→ **PROBLEM DESCRIPTION**
Your task is to copy every line of the entries that contains "условных".

(Items from a dataset)
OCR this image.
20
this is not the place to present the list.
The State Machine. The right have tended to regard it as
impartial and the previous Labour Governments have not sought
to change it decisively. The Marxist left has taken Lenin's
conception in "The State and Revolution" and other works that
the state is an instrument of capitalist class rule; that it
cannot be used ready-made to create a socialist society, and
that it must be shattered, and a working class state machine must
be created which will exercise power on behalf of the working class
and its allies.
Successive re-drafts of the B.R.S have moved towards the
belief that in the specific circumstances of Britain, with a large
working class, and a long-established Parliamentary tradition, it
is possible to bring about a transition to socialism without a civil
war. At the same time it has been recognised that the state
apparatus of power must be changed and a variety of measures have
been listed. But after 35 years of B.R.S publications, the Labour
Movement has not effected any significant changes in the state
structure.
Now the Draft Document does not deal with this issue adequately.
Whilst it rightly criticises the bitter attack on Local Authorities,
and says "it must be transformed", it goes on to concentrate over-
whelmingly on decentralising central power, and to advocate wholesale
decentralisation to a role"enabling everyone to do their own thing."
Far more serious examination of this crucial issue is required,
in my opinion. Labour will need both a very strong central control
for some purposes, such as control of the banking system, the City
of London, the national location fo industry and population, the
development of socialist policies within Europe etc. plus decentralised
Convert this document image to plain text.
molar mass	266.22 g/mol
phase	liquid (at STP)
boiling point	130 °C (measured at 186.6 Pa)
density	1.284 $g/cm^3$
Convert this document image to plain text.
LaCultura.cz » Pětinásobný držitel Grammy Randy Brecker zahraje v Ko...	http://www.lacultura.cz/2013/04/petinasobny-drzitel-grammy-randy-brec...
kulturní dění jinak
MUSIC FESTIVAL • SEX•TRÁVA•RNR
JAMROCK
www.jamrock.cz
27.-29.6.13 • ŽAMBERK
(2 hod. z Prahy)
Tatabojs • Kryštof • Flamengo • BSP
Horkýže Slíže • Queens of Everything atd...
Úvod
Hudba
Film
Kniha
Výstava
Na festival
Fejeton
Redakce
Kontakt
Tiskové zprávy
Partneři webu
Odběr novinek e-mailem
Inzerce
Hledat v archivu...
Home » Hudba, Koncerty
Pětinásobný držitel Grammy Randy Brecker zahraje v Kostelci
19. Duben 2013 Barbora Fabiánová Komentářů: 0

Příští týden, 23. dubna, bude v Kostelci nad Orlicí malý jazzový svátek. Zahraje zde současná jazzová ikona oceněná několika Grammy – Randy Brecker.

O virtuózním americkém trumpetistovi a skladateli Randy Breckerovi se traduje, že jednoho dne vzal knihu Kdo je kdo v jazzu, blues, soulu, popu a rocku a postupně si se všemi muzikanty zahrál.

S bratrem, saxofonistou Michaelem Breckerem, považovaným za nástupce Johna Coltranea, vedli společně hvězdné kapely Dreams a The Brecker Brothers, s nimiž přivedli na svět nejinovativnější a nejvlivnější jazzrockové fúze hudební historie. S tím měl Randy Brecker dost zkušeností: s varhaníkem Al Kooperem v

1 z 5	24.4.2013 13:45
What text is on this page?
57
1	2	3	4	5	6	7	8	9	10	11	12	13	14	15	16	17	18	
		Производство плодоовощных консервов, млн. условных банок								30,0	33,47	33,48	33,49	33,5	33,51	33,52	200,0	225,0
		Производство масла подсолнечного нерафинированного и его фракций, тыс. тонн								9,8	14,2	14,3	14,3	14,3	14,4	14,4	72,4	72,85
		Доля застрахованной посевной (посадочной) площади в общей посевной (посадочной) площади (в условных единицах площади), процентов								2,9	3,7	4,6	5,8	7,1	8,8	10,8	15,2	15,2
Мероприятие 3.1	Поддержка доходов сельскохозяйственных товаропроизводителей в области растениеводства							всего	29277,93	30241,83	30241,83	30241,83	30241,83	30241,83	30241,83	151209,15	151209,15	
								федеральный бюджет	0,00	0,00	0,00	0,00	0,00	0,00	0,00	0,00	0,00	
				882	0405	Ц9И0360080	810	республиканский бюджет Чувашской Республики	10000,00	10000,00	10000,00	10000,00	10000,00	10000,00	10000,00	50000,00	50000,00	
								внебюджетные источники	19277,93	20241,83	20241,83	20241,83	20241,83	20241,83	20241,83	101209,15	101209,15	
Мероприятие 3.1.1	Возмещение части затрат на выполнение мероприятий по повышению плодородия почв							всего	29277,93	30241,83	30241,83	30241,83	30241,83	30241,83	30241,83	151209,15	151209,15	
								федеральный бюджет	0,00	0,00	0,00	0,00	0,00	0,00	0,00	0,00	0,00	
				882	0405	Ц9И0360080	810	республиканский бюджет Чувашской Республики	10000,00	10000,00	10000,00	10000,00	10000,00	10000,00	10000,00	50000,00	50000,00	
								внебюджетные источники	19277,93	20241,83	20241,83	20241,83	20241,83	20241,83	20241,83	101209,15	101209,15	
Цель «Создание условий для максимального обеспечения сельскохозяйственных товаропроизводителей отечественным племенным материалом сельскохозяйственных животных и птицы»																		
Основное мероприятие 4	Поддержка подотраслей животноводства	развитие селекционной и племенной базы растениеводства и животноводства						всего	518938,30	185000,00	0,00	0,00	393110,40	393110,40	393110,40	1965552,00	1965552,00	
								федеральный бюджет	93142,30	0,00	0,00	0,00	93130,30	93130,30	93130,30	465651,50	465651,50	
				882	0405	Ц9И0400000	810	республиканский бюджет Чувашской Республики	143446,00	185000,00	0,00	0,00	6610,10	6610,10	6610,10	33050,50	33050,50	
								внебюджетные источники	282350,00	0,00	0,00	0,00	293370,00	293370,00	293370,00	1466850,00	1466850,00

→ **RESULT**
		Производство плодоовощных консервов, млн. условных банок								30,0	33,47	33,48	33,49	33,5	33,51	33,52	200,0	225,0
		Доля застрахованной посевной (посадочной) площади в общей посевной (посадочной) площади (в условных единицах площади), процентов								2,9	3,7	4,6	5,8	7,1	8,8	10,8	15,2	15,2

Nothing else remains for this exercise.